**Supplied text:**
Jaclyn Friedman and Naomi Wolf debate Assange

Jaclyn Friedman and Naomi Wolf went on Democracy Now this morning to debate the rape allegations against Julian Assange, founder of WikiLeaks. Part 1 of the debate can be found at the end of the latest episode, and part 2 can be found here.

A warning that this debate is incredibly triggering. I am quite frankly shocked by Naomi Wolf’s willingness to downplay the rape allegations in her attempt to defend Assange. What happened to nuance? Is Wolf completely unable to defend WikiLeaks and take rape allegations seriously as the same time? Wolf denies she’s victim blaming in this case, but I don’t know how to read this any differently: her argument falls apart in my eyes, but it seems to start from the place that if you’ve given consent once consent can be assumed from then on. Yeah, she’s basically saying, “Well, it’s complicated,” such an overwhelmingly standard rape apologist argument at this point it’s extraordinary to me someone with Wolf’s years of experience with the issue could speak like this.

**Dataset entries:**

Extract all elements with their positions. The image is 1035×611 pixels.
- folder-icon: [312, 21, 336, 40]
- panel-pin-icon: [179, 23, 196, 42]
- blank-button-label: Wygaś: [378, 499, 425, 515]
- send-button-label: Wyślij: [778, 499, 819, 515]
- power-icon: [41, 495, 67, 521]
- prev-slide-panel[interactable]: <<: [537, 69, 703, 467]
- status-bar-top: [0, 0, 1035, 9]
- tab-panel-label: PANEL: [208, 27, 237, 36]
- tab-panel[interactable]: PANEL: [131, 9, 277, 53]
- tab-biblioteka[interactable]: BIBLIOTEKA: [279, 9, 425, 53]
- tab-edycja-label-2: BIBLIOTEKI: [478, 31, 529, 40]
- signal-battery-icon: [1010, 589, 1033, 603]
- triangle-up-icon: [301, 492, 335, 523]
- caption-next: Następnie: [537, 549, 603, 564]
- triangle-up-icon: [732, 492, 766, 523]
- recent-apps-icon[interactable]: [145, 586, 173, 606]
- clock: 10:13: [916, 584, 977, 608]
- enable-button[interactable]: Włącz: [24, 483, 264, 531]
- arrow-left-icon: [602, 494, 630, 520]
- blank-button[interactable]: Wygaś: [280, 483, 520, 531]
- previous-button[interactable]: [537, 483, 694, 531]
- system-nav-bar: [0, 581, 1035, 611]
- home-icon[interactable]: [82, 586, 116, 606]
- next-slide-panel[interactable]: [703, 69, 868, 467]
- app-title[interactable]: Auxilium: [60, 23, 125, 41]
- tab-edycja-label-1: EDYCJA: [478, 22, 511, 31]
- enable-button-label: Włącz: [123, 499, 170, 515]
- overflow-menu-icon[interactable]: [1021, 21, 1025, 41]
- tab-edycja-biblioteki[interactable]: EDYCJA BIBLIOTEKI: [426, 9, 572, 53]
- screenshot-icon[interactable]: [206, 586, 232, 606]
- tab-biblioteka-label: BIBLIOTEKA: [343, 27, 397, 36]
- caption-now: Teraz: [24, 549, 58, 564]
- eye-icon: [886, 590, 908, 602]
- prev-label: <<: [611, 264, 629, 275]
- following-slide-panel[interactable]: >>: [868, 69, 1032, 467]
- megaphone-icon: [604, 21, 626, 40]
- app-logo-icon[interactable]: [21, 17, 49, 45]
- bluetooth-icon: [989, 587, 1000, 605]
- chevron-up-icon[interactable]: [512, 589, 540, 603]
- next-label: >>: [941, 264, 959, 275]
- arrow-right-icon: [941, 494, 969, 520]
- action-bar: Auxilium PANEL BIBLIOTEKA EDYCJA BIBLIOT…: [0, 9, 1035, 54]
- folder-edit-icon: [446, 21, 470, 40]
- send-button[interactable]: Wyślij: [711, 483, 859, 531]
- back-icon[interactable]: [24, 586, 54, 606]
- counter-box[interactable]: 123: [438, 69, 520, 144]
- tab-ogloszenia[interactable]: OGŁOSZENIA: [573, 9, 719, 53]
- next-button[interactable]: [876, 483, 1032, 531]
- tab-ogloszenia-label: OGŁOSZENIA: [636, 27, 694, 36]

**Questions to answer:**
(1) In the post about the Friedman–Wolf debate on Assange, what program did the two women appear on?
(2) Please continue the post about the Friedman–Wolf debate on Assange, picking up after its last sentence.

**Responses to the exercise:**
(1) Democracy Now

(2)
Friedman actually has to say, in a debate with Naomi Wolf, “Consent is not a light switch. Just because you’ve consented to one sexual activity, say taking your clothes off, doesn’t mean you’ve consented to all sexual activity.” And further, “Every sexual person has the responsibility to get affirmative consent from their sexual partner.”

I really want to give props to Friedman. I don’t know that I could have responded to Wolf’s opening statements without flipping my shit, and Friedman does an extraordinary job of pushing back against rape apology from a self-identified “feminist.”

You can’t give consent while you’re asleep. This is obvious. So is the fact that states are acting in a politically motivated way when it comes to Assange. I believe a feminist should be able to hold both these realities in their mind at the same time.

Update: Privilege Denying Naomi Wolf. For self care purposes.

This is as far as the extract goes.